═══ GIVEN RECORDS
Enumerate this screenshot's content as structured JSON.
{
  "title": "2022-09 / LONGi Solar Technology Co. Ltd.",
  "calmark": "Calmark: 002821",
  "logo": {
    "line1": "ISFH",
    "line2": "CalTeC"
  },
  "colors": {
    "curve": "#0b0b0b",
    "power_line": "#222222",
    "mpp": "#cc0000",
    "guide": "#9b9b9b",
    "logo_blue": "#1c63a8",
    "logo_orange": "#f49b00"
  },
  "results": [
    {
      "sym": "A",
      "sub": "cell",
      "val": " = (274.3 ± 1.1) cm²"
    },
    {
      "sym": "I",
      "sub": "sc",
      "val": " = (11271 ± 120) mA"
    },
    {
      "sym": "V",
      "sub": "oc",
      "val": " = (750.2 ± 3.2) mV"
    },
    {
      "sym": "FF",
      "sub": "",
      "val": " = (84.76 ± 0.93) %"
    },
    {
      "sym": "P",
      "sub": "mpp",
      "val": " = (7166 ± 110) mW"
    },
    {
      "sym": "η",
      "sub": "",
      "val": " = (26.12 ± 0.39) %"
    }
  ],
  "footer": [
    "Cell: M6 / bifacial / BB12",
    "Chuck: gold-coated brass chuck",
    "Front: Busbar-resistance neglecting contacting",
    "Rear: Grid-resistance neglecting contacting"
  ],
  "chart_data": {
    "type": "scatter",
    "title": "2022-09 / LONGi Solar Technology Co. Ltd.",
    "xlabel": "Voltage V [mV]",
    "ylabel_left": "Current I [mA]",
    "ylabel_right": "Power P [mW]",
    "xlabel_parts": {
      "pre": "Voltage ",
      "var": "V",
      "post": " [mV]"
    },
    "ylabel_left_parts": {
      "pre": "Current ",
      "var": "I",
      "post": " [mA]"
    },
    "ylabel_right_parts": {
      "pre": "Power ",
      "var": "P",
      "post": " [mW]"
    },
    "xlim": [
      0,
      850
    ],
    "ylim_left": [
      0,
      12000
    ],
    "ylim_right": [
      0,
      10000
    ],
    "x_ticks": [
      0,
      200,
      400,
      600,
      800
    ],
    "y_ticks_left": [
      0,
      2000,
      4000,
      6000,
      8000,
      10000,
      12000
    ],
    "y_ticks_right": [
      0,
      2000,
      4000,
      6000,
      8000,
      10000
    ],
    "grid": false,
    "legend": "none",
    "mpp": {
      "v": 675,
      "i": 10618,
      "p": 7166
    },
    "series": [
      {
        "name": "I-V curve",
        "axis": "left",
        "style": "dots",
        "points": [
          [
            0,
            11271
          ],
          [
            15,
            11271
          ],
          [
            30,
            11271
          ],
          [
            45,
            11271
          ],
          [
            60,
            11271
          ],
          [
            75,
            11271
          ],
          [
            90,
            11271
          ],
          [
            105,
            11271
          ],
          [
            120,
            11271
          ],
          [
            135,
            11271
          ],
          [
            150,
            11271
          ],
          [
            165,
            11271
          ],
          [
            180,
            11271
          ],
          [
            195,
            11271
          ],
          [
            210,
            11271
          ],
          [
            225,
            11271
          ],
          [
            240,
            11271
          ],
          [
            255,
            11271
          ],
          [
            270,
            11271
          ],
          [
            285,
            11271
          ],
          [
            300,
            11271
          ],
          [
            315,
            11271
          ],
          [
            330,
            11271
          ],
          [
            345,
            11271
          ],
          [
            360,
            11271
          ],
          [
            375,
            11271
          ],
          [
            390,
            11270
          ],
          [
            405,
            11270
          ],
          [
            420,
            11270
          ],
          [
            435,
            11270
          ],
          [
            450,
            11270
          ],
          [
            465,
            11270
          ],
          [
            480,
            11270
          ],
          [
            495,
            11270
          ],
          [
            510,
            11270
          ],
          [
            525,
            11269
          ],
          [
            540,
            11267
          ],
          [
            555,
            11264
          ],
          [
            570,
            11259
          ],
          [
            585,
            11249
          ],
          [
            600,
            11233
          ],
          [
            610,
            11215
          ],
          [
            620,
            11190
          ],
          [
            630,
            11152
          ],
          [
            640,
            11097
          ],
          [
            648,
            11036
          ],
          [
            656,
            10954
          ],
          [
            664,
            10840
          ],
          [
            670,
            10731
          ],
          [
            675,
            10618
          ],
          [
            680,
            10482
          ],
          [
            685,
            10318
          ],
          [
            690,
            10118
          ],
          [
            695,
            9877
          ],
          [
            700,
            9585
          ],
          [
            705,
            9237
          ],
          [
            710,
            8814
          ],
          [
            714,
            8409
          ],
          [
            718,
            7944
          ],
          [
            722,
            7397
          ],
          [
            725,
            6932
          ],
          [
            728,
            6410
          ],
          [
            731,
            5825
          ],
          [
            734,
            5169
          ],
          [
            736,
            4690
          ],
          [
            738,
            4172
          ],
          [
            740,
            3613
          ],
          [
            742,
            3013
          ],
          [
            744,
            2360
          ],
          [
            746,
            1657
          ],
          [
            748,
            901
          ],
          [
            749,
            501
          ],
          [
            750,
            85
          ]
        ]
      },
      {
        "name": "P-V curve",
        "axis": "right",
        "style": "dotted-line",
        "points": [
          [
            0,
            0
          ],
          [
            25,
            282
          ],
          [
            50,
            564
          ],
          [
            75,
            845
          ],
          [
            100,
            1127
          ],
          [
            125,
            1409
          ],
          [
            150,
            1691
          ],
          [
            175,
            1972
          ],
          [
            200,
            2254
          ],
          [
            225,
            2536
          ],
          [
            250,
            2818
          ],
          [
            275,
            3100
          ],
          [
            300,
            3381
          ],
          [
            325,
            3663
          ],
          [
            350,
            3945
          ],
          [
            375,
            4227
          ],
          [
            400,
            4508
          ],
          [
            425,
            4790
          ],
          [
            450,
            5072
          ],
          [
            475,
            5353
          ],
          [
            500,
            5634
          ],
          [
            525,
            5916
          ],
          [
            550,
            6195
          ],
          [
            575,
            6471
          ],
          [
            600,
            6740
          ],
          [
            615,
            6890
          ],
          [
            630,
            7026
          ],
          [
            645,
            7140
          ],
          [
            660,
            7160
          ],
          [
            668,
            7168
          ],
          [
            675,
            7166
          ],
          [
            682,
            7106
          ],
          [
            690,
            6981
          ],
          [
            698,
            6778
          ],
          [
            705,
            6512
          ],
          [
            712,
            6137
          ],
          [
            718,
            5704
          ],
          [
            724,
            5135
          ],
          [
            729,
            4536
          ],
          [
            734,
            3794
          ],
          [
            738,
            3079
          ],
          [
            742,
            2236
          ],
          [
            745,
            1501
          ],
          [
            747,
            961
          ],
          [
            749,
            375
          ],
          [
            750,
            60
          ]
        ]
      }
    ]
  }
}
══════
■ **WRITTEN INSTRUCTION**
Of the lines in this data, how many contain "contacting"? Reply with only the number.

■ **WRITTEN ANSWER**
2